#### TASK STATEMENT
Count every line that has the word "Mitchell". Give the number, without anything more.

Raw records
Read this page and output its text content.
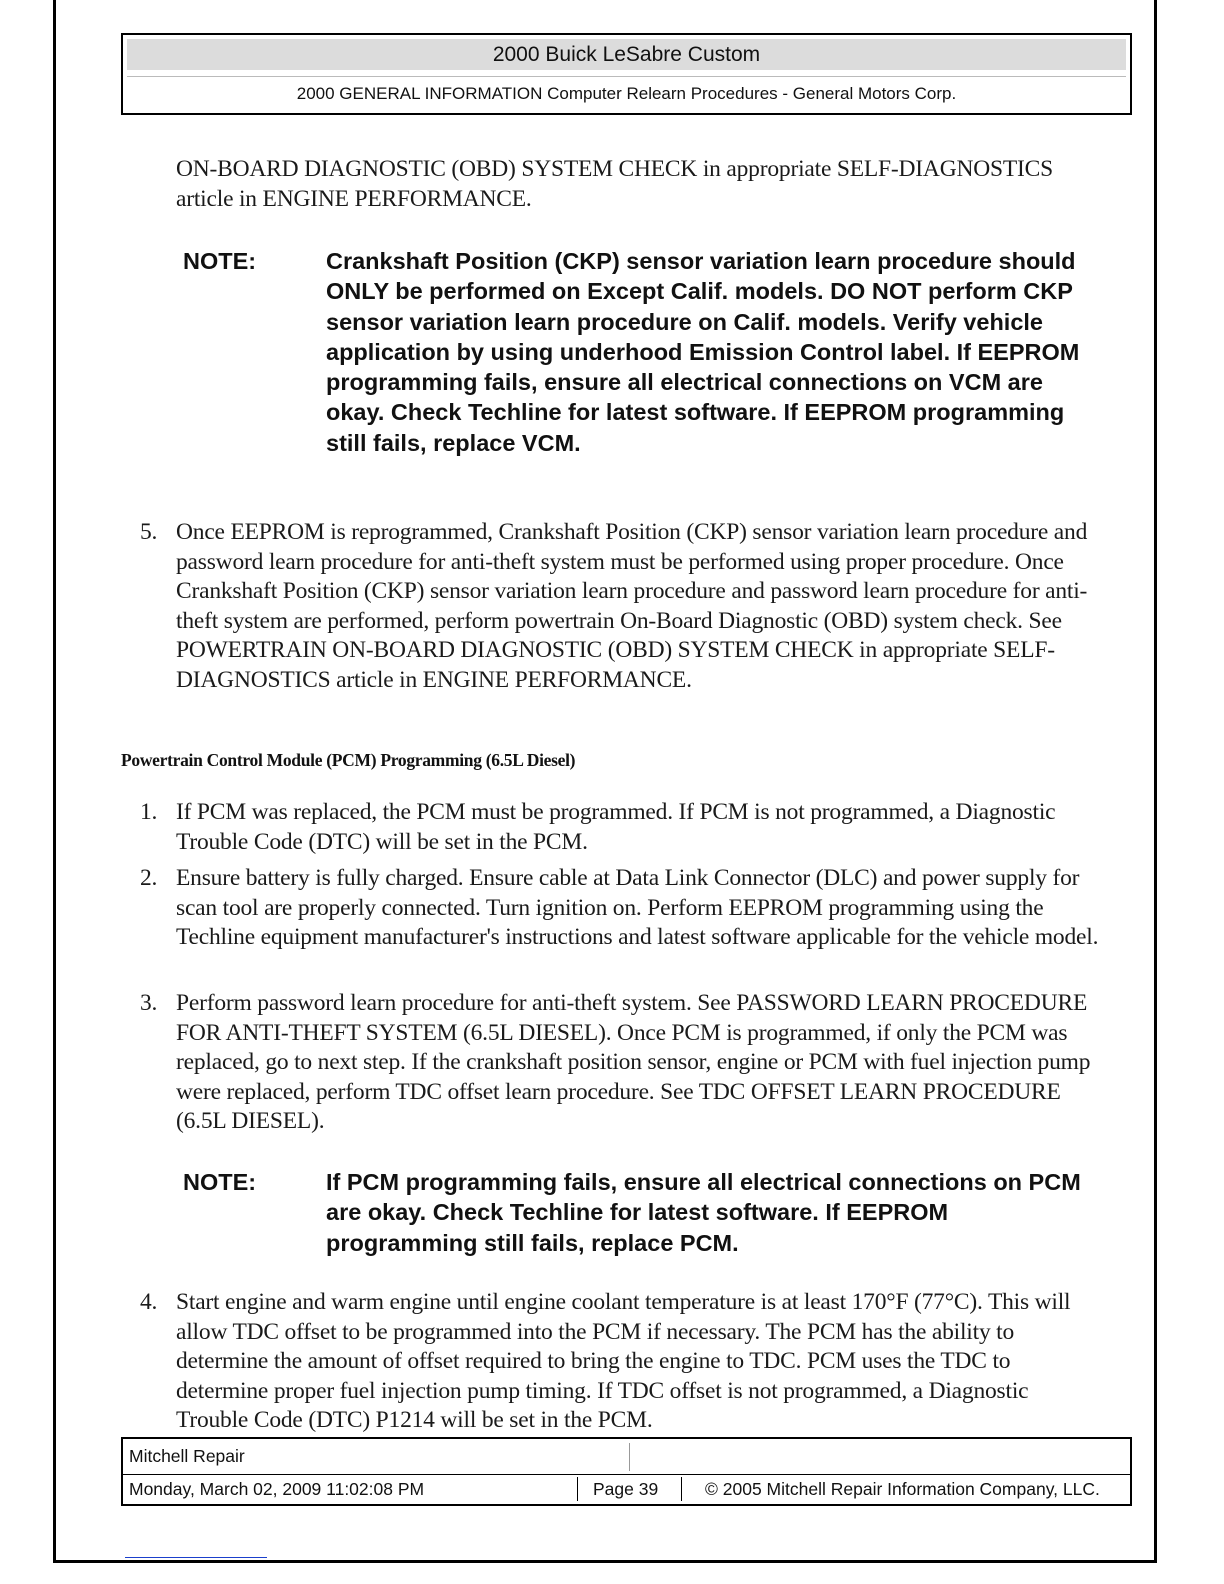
2000 Buick LeSabre Custom
2000 GENERAL INFORMATION Computer Relearn Procedures - General Motors Corp.

ON-BOARD DIAGNOSTIC (OBD) SYSTEM CHECK in appropriate SELF-DIAGNOSTICS article in ENGINE PERFORMANCE.

NOTE:	Crankshaft Position (CKP) sensor variation learn procedure should ONLY be performed on Except Calif. models. DO NOT perform CKP sensor variation learn procedure on Calif. models. Verify vehicle application by using underhood Emission Control label. If EEPROM programming fails, ensure all electrical connections on VCM are okay. Check Techline for latest software. If EEPROM programming still fails, replace VCM.
5. Once EEPROM is reprogrammed, Crankshaft Position (CKP) sensor variation learn procedure and password learn procedure for anti-theft system must be performed using proper procedure. Once Crankshaft Position (CKP) sensor variation learn procedure and password learn procedure for anti-theft system are performed, perform powertrain On-Board Diagnostic (OBD) system check. See POWERTRAIN ON-BOARD DIAGNOSTIC (OBD) SYSTEM CHECK in appropriate SELF-DIAGNOSTICS article in ENGINE PERFORMANCE.
Powertrain Control Module (PCM) Programming (6.5L Diesel)
1. If PCM was replaced, the PCM must be programmed. If PCM is not programmed, a Diagnostic Trouble Code (DTC) will be set in the PCM.
2. Ensure battery is fully charged. Ensure cable at Data Link Connector (DLC) and power supply for scan tool are properly connected. Turn ignition on. Perform EEPROM programming using the Techline equipment manufacturer's instructions and latest software applicable for the vehicle model.
3. Perform password learn procedure for anti-theft system. See PASSWORD LEARN PROCEDURE FOR ANTI-THEFT SYSTEM (6.5L DIESEL). Once PCM is programmed, if only the PCM was replaced, go to next step. If the crankshaft position sensor, engine or PCM with fuel injection pump were replaced, perform TDC offset learn procedure. See TDC OFFSET LEARN PROCEDURE (6.5L DIESEL).
NOTE:	If PCM programming fails, ensure all electrical connections on PCM are okay. Check Techline for latest software. If EEPROM programming still fails, replace PCM.
4. Start engine and warm engine until engine coolant temperature is at least 170°F (77°C). This will allow TDC offset to be programmed into the PCM if necessary. The PCM has the ability to determine the amount of offset required to bring the engine to TDC. PCM uses the TDC to determine proper fuel injection pump timing. If TDC offset is not programmed, a Diagnostic Trouble Code (DTC) P1214 will be set in the PCM.
Mitchell Repair
Monday, March 02, 2009 11:02:08 PM	Page 39	© 2005 Mitchell Repair Information Company, LLC.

#### COMPLETED EXERCISE
2